- _WHAT TO DO_: Which lines of the records contain the word "profile"? Pull out each of them in full.

- _EXTRACTED RECORDS_:
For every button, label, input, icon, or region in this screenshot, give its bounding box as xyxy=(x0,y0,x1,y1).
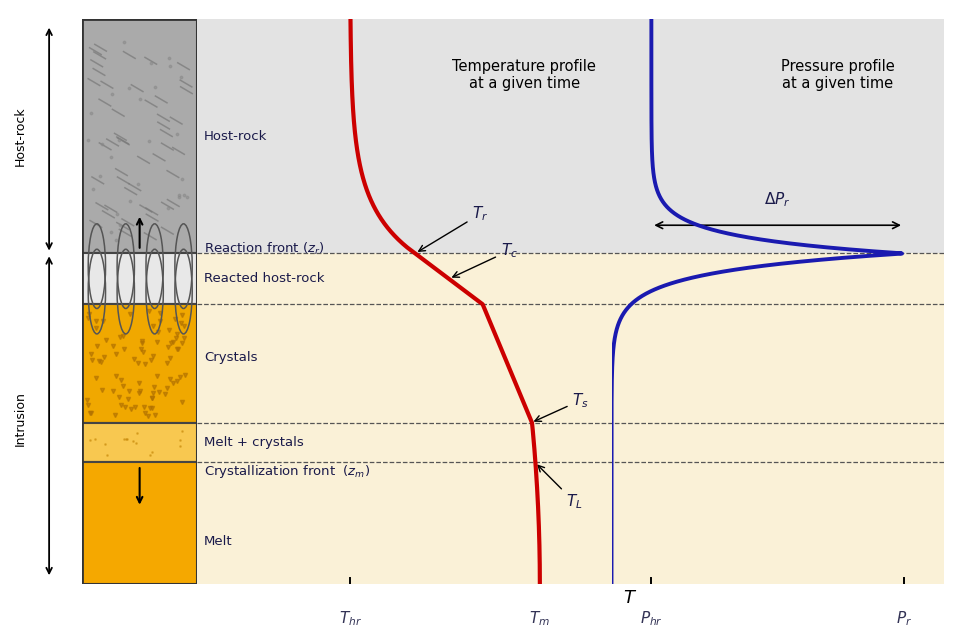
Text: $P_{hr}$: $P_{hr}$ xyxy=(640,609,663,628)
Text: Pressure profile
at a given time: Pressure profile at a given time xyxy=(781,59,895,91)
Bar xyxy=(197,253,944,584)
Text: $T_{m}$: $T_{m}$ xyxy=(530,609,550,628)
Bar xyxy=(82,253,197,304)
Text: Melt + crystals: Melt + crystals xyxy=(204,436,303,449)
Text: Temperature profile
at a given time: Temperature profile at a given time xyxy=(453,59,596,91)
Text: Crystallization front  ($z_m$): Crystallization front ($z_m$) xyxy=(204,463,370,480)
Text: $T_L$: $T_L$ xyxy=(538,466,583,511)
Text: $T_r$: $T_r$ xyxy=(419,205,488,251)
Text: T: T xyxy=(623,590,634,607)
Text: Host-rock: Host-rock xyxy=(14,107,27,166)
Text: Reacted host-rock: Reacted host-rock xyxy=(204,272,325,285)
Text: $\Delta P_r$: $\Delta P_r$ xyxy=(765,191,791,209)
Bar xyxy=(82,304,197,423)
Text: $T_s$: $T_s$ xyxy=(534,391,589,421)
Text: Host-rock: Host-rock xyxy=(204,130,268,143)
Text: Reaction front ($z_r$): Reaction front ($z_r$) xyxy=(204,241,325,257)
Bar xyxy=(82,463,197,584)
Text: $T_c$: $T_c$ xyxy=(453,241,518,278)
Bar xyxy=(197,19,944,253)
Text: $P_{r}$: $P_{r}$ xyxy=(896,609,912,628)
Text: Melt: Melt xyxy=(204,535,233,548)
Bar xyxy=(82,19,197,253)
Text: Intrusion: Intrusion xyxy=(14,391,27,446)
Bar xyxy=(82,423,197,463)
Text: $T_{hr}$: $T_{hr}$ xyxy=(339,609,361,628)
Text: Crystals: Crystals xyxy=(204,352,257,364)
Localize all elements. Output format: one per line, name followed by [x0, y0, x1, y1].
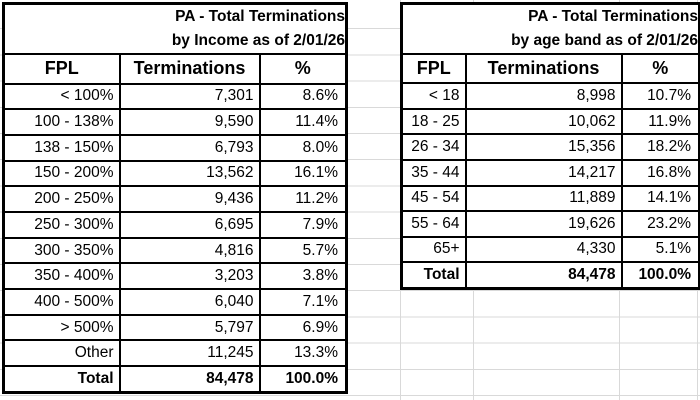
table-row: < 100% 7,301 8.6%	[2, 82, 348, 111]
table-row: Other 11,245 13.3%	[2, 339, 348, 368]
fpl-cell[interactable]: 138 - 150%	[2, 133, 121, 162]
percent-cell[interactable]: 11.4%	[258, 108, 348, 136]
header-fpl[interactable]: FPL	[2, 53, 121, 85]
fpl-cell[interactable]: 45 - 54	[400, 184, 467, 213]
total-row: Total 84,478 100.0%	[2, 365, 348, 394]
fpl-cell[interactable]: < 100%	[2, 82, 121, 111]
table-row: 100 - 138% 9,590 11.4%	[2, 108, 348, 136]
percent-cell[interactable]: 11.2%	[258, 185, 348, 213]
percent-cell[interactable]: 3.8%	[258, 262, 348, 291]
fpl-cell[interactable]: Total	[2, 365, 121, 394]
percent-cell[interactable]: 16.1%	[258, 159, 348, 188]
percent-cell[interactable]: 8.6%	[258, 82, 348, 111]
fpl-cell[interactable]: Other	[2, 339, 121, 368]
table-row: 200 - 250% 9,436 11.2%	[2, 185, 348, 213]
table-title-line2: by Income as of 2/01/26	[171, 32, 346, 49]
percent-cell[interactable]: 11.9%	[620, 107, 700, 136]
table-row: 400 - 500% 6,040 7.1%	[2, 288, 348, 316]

- _WORKED SOLUTION_:
Text: Pressure profile
at a given time: Pressure profile at a given time xyxy=(781,59,895,91)
Text: Temperature profile
at a given time: Temperature profile at a given time xyxy=(453,59,596,91)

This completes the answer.